→ **What this task involves**:
State how many lines of the data contain the word "into", and write nothing besides the number.

==== Listed records ====

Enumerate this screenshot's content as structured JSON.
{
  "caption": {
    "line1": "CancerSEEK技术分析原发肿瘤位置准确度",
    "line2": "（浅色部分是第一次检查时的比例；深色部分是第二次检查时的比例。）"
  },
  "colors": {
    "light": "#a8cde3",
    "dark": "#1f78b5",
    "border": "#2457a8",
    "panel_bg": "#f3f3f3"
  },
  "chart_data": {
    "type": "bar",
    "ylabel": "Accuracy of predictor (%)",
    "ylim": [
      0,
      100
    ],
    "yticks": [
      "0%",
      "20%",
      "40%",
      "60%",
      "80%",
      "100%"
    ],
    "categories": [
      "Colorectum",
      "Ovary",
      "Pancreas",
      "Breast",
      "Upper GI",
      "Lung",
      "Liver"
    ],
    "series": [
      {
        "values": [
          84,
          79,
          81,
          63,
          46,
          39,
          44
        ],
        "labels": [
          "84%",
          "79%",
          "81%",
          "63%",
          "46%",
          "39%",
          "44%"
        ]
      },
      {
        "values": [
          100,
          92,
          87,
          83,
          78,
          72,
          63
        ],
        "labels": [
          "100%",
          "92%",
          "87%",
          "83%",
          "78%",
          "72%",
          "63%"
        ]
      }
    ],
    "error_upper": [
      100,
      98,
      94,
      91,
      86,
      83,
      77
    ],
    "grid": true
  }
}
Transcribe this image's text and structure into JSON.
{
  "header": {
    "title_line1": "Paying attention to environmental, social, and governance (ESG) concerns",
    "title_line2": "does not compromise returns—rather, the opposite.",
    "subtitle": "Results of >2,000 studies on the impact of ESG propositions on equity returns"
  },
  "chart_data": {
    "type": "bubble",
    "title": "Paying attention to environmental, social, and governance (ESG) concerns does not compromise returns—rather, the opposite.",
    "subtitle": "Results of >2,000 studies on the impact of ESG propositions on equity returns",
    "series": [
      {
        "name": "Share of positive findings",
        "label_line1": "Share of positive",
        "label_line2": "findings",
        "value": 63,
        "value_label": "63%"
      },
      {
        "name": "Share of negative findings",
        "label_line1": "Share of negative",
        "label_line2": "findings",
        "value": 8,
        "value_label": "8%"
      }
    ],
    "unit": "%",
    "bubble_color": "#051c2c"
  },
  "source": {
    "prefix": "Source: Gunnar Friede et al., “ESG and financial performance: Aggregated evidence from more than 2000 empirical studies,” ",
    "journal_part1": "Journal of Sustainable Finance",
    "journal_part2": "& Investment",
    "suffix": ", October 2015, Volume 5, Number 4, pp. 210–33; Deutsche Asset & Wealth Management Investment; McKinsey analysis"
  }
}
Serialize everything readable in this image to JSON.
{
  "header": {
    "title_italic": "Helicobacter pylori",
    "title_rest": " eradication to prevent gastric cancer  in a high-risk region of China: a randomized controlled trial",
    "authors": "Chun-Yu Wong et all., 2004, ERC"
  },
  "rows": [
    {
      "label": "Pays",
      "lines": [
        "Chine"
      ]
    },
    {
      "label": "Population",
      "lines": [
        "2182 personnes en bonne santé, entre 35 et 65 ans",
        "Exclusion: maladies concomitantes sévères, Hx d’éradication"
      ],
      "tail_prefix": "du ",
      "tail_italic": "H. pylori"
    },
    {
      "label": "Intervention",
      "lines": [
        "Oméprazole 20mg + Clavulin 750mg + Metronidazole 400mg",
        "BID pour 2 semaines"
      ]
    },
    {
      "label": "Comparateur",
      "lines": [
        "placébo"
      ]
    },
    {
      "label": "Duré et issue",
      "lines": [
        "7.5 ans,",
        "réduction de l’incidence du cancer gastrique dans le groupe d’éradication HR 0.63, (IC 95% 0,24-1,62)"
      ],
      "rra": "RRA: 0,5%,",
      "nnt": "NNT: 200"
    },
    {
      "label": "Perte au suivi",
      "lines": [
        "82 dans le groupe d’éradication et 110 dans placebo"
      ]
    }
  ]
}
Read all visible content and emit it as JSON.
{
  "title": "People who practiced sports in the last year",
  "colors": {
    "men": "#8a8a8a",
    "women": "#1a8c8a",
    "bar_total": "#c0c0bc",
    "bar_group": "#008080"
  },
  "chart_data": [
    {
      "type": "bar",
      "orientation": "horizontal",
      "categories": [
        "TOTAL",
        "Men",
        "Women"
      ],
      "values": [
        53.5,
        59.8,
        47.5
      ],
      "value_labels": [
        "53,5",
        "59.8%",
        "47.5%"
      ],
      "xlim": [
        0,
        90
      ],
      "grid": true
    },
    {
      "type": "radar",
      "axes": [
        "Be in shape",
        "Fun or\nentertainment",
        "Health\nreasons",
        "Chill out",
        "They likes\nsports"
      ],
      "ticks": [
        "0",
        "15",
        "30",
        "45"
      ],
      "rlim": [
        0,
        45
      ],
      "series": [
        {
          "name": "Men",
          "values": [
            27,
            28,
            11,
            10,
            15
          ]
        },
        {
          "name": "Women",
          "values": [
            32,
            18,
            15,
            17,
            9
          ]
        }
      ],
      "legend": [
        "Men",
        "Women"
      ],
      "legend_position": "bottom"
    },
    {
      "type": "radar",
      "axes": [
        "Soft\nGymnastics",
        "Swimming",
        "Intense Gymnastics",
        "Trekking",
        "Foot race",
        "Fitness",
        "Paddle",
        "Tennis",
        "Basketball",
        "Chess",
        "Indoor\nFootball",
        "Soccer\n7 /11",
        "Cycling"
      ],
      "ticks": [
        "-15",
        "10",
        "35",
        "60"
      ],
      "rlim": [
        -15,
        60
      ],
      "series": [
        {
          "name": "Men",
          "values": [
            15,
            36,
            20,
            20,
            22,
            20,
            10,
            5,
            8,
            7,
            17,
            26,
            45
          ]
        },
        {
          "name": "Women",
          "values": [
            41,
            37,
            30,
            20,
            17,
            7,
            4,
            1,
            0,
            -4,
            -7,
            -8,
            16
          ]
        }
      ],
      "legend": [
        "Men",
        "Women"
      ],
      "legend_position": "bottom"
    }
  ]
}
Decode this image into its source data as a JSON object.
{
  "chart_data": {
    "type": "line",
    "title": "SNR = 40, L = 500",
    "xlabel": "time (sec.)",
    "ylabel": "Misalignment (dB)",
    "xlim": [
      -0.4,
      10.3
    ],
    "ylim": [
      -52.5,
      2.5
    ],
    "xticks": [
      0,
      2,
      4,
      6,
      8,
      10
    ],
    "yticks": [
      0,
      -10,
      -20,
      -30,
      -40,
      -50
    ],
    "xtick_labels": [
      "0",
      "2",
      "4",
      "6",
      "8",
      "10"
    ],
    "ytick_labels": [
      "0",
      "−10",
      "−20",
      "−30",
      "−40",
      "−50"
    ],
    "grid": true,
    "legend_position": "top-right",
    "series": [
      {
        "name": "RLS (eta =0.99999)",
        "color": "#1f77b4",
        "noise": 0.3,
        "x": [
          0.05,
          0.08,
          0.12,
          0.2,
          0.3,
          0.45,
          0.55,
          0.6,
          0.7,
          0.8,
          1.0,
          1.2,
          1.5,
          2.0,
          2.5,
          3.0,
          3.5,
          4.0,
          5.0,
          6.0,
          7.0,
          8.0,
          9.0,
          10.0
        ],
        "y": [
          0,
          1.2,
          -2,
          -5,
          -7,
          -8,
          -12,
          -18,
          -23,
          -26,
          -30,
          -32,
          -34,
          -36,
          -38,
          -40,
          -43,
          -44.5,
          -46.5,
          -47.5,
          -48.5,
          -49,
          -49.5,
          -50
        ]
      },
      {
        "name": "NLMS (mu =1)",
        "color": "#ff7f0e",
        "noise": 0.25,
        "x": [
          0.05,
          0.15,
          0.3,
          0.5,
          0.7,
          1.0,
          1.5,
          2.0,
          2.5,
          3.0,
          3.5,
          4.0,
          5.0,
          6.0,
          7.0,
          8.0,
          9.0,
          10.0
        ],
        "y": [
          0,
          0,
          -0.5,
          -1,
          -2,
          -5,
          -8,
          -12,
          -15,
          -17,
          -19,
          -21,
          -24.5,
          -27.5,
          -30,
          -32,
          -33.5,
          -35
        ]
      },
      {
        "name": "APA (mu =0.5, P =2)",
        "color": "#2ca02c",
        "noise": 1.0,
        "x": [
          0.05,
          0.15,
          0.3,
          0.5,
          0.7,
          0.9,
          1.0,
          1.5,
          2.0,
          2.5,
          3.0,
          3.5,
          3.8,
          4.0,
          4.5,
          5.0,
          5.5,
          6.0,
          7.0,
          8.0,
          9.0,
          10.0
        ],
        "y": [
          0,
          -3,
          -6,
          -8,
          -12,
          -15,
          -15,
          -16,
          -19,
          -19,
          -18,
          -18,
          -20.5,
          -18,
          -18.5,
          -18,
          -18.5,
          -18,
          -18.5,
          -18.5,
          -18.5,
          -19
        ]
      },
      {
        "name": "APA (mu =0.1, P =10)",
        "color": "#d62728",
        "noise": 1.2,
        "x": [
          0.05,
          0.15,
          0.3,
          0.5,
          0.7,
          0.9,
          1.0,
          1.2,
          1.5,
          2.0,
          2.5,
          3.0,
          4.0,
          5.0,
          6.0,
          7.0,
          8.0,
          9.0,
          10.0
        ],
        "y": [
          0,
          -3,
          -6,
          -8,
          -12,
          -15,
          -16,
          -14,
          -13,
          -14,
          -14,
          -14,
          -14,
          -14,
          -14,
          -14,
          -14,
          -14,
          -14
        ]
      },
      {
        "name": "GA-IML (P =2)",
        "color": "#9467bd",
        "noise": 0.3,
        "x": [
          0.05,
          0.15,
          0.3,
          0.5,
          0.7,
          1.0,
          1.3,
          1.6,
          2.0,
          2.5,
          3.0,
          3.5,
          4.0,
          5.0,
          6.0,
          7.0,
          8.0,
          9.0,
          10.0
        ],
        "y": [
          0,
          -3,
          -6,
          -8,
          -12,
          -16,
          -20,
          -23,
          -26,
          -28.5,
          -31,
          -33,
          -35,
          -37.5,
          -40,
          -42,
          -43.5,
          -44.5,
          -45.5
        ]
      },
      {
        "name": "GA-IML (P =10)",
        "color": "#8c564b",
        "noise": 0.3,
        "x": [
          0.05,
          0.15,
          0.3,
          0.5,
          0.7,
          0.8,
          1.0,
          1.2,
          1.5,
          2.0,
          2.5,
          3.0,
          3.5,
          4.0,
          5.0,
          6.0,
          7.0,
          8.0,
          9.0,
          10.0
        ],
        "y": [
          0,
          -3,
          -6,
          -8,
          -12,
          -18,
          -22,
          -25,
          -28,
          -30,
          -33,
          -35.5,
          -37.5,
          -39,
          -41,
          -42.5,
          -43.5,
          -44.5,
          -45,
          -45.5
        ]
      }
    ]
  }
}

====

→ **Result of the exercise**:
2